• Extracted records:
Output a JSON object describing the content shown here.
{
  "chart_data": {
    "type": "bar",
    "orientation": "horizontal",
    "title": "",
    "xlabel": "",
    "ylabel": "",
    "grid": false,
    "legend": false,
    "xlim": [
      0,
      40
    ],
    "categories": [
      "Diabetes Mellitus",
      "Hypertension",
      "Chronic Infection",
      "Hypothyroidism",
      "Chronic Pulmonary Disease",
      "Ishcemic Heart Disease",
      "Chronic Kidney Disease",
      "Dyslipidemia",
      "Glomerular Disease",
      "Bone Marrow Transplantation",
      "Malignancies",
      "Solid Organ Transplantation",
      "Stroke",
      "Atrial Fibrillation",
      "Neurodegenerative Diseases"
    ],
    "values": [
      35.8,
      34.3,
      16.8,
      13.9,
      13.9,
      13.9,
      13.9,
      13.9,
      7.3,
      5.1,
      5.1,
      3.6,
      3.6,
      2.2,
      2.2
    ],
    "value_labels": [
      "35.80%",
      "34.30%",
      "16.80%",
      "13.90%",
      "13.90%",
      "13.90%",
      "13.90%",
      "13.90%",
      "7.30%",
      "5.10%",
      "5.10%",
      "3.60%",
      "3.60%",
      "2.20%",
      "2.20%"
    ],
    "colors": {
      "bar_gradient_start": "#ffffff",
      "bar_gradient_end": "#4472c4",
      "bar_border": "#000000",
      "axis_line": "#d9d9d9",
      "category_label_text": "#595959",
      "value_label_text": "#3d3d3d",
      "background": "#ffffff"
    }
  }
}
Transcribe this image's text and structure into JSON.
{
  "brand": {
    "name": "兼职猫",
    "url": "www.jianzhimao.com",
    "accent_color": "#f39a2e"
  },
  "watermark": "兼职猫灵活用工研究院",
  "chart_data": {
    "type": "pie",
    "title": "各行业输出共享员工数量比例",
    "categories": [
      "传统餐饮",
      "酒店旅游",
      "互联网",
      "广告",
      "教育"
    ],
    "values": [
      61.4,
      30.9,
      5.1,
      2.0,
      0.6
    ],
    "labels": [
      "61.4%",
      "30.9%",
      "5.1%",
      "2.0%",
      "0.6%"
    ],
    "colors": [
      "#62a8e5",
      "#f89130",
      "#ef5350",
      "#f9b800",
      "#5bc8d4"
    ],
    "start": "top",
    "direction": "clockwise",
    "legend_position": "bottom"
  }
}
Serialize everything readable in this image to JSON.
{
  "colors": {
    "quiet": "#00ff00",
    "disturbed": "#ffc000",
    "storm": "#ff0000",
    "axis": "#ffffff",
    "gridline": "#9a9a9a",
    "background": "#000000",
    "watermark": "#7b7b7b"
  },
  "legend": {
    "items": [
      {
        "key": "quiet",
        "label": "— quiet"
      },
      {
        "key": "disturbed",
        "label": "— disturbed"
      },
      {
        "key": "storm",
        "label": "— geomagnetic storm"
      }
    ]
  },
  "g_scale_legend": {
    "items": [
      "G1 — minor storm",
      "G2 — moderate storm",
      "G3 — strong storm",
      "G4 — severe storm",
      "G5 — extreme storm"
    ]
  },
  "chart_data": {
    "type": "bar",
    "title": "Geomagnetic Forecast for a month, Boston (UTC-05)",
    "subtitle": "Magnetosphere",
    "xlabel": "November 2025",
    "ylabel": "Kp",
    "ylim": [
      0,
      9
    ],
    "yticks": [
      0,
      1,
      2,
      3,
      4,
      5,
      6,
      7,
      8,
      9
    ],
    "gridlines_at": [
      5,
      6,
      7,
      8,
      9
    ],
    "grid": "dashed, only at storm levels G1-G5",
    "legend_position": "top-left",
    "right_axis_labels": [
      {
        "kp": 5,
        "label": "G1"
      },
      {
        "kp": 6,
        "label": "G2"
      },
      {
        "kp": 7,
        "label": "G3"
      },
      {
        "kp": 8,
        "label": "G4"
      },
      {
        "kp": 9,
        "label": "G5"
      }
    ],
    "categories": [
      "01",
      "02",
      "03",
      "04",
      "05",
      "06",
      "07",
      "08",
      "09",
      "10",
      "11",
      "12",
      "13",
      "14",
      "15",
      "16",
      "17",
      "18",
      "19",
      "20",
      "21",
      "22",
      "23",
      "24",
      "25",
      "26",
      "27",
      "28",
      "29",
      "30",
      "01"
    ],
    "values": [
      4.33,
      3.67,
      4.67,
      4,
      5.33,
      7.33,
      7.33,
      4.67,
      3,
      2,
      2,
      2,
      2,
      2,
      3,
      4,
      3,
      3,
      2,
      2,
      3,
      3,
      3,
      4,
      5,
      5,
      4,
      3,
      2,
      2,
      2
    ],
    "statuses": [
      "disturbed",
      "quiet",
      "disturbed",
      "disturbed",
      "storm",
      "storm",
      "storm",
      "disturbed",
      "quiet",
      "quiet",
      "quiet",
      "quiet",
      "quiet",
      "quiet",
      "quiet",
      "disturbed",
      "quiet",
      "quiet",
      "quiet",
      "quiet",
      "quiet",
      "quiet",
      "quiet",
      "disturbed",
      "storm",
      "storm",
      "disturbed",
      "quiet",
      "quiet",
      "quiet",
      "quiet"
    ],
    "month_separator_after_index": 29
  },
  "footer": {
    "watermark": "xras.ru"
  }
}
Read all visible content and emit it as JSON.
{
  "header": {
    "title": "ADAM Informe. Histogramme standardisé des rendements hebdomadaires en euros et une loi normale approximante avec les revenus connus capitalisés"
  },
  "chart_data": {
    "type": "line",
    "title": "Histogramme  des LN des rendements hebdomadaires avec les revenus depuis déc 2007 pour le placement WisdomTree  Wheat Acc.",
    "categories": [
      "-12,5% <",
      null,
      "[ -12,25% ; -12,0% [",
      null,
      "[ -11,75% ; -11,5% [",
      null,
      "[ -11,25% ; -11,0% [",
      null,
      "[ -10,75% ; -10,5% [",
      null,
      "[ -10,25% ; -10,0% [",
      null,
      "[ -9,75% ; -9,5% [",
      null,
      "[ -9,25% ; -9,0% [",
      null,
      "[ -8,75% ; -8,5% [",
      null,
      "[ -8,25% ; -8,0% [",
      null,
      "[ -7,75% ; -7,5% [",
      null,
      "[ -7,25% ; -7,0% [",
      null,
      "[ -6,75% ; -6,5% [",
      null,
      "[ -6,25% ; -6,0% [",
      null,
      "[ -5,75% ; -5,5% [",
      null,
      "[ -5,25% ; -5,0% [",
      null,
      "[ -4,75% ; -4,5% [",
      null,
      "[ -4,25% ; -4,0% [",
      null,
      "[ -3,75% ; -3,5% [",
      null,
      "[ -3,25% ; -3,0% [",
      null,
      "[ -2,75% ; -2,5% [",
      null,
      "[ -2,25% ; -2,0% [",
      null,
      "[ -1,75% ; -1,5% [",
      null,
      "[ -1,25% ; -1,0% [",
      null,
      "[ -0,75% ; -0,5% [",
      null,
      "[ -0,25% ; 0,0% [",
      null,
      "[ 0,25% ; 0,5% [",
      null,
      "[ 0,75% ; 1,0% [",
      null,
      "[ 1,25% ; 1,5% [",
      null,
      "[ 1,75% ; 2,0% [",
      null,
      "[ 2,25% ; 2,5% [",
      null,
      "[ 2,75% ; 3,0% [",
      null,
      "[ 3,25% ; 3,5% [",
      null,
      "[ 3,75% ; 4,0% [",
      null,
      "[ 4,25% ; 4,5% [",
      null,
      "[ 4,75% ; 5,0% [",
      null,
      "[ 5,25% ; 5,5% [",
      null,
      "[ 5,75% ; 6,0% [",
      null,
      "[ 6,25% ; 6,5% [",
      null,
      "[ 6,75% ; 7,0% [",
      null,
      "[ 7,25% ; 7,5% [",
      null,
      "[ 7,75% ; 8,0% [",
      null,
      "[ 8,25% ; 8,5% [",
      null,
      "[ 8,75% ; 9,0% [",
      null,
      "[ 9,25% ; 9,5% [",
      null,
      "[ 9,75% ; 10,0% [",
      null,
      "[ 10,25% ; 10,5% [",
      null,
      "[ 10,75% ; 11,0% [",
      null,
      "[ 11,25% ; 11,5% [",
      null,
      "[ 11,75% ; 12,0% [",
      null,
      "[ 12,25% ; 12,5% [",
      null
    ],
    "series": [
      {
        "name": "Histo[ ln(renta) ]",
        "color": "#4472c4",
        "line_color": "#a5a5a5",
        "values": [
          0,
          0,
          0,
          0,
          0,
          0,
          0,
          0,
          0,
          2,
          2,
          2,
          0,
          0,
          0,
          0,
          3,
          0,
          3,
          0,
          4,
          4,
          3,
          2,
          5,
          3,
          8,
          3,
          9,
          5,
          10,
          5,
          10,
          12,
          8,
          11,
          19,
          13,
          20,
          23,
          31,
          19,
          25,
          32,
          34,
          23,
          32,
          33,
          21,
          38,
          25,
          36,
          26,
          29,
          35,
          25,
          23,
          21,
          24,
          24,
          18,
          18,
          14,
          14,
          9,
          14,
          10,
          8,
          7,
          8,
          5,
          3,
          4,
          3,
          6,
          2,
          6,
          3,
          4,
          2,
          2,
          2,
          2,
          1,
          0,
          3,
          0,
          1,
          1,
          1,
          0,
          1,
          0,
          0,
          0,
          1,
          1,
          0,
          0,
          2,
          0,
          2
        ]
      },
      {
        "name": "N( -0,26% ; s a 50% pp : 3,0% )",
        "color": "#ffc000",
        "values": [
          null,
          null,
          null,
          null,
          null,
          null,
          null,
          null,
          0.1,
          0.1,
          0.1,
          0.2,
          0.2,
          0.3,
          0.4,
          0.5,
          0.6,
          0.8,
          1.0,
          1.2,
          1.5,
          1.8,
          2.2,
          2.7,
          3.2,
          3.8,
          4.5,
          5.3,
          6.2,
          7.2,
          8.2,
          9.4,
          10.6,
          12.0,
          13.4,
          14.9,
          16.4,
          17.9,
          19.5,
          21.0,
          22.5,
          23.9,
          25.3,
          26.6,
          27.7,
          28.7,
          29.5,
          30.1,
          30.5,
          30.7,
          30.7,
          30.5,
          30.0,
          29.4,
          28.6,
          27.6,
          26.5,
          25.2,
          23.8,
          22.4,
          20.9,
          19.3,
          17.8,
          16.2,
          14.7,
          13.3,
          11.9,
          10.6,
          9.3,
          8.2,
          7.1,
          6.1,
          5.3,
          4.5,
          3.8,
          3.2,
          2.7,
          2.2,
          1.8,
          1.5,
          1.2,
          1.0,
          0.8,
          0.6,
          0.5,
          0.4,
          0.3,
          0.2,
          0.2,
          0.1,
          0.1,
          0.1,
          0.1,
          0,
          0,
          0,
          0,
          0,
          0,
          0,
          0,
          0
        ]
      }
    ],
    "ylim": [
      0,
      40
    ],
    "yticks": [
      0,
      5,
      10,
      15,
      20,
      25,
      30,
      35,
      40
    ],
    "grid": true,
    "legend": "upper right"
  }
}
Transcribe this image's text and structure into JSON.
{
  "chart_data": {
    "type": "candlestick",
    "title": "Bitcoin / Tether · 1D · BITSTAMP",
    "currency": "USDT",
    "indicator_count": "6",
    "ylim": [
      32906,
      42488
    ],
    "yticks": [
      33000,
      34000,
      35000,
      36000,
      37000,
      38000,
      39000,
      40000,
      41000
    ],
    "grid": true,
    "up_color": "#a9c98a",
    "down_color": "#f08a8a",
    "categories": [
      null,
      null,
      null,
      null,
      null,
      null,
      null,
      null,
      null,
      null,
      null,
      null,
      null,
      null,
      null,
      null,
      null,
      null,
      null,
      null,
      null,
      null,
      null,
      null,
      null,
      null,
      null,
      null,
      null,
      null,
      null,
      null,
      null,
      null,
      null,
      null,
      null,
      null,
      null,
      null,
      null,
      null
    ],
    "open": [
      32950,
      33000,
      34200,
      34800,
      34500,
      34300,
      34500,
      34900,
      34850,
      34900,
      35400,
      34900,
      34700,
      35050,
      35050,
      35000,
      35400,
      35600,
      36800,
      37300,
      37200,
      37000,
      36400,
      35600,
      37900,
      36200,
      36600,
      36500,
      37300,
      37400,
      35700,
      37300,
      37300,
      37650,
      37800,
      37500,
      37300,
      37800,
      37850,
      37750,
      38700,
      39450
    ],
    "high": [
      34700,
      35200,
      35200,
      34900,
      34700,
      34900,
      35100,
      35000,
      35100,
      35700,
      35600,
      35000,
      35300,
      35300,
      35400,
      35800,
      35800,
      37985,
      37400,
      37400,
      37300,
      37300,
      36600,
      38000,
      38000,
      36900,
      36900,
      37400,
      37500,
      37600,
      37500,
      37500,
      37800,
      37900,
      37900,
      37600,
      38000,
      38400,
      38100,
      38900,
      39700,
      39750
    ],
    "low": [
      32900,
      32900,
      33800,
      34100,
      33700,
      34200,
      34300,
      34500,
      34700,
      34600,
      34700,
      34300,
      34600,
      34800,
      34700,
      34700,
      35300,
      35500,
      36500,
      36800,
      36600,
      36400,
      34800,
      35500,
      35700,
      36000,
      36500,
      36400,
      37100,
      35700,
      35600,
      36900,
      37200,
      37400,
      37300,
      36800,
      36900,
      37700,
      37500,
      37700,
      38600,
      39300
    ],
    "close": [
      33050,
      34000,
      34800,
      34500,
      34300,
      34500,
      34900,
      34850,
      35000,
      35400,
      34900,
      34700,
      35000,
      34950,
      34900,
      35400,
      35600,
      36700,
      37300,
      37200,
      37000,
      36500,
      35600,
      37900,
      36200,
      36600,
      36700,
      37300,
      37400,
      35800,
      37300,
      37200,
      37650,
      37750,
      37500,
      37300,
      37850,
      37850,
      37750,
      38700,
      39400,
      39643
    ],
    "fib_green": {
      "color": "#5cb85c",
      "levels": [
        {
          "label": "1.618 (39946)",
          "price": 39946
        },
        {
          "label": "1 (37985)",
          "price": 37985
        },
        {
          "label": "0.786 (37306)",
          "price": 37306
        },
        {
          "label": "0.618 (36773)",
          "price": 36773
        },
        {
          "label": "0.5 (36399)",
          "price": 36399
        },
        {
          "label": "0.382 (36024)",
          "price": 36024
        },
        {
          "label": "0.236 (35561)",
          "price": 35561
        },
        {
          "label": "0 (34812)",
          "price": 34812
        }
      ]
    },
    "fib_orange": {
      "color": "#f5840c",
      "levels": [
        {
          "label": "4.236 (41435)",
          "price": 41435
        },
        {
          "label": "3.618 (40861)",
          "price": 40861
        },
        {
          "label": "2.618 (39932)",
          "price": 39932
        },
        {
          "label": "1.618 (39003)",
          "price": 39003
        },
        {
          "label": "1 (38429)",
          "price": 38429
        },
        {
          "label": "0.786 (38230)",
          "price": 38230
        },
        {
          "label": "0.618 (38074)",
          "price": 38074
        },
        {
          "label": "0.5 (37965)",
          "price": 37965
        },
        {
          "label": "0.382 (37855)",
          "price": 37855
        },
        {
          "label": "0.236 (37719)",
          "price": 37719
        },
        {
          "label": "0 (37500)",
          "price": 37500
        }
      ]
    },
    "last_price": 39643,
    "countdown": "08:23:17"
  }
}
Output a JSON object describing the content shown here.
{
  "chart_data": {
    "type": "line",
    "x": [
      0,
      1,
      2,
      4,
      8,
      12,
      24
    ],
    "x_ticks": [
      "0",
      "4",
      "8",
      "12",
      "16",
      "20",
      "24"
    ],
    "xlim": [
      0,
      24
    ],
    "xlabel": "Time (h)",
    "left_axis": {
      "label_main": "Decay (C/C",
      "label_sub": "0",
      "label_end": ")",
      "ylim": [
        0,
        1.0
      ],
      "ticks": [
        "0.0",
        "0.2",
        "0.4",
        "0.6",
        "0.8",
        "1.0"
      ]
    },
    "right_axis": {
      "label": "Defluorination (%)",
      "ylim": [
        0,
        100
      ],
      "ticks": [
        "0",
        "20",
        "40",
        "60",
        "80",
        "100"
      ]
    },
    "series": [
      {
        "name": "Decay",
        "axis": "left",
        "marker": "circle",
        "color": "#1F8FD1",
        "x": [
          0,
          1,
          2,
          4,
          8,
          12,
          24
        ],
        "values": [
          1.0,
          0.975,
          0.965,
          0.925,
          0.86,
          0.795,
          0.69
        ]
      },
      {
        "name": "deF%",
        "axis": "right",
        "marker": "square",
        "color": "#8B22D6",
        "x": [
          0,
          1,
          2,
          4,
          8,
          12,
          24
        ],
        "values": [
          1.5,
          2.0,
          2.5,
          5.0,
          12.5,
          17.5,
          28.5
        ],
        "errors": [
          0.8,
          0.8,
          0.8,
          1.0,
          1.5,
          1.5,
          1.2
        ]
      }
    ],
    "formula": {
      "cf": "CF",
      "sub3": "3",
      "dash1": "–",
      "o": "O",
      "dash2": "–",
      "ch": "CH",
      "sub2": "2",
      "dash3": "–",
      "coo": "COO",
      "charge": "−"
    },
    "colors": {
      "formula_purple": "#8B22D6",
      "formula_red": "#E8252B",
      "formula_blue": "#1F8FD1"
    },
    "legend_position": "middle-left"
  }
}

• The exercise: Find all the lines containing "name" in the material, then copy them.

• Output of the task:
    "name": "兼职猫",
        "name": "Histo[ ln(renta) ]",
        "name": "N( -0,26% ; s a 50% pp : 3,0% )",
        "name": "Decay",
        "name": "deF%",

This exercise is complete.